▶ **Work to be completed**:
Write the entries out again exactly as they stand, but without the pictures.
━━━━━ Data for this task
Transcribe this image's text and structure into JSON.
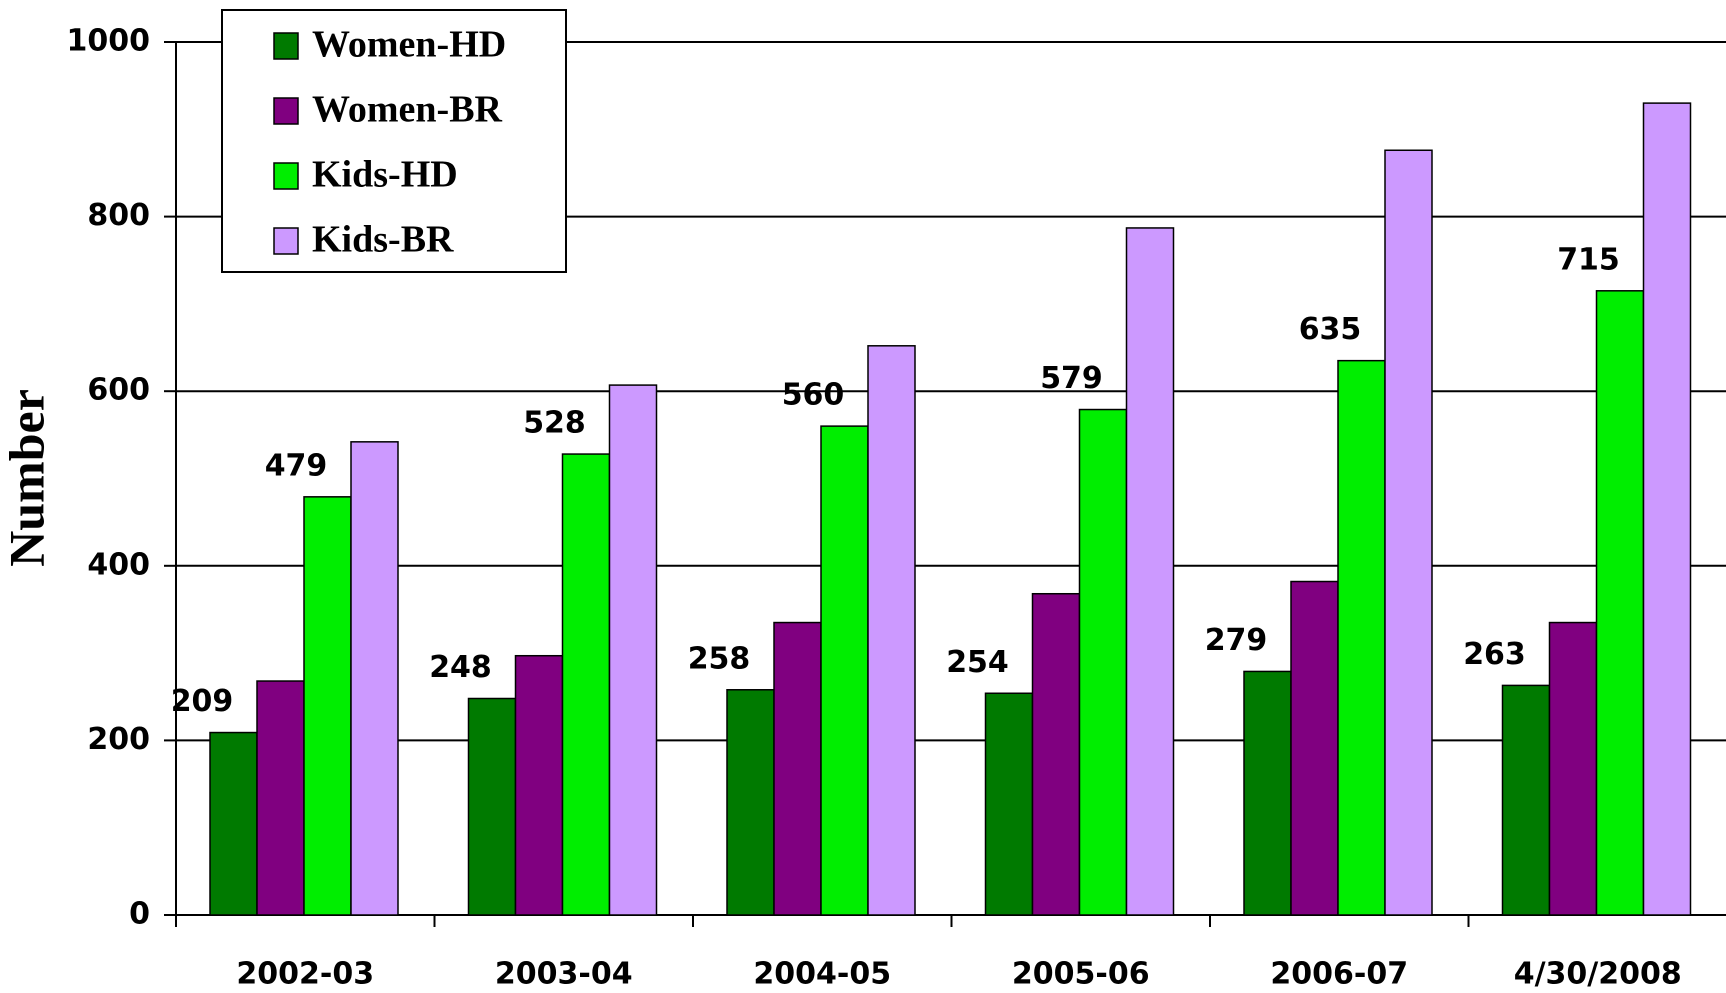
{
  "chart_data": {
    "type": "bar",
    "y_label": "Number",
    "categories": [
      "2002-03",
      "2003-04",
      "2004-05",
      "2005-06",
      "2006-07",
      "4/30/2008"
    ],
    "series": [
      {
        "name": "Women-HD",
        "color": "#007a00",
        "values": [
          209,
          248,
          258,
          254,
          279,
          263
        ],
        "show_labels": true
      },
      {
        "name": "Women-BR",
        "color": "#800080",
        "values": [
          268,
          297,
          335,
          368,
          382,
          335
        ],
        "show_labels": false
      },
      {
        "name": "Kids-HD",
        "color": "#00ee00",
        "values": [
          479,
          528,
          560,
          579,
          635,
          715
        ],
        "show_labels": true
      },
      {
        "name": "Kids-BR",
        "color": "#cc99ff",
        "values": [
          542,
          607,
          652,
          787,
          876,
          930
        ],
        "show_labels": false
      }
    ],
    "ylim": [
      0,
      1000
    ],
    "yticks": [
      0,
      200,
      400,
      600,
      800,
      1000
    ],
    "grid": true,
    "legend": "upper left"
  }
}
━━━━━━━━━━
▶ **Output for this task**:
Transcribe this image's text and structure into JSON.
{
  "chart_data": {
    "type": "bar",
    "y_label": "Number",
    "categories": [
      "2002-03",
      "2003-04",
      "2004-05",
      "2005-06",
      "2006-07",
      "4/30/2008"
    ],
    "series": [
      {
        "name": "Women-HD",
        "color": "#007a00",
        "values": [
          209,
          248,
          258,
          254,
          279,
          263
        ],
        "show_labels": true
      },
      {
        "name": "Women-BR",
        "color": "#800080",
        "values": [
          268,
          297,
          335,
          368,
          382,
          335
        ],
        "show_labels": false
      },
      {
        "name": "Kids-HD",
        "color": "#00ee00",
        "values": [
          479,
          528,
          560,
          579,
          635,
          715
        ],
        "show_labels": true
      },
      {
        "name": "Kids-BR",
        "color": "#cc99ff",
        "values": [
          542,
          607,
          652,
          787,
          876,
          930
        ],
        "show_labels": false
      }
    ],
    "ylim": [
      0,
      1000
    ],
    "yticks": [
      0,
      200,
      400,
      600,
      800,
      1000
    ],
    "grid": true,
    "legend": "upper left"
  }
}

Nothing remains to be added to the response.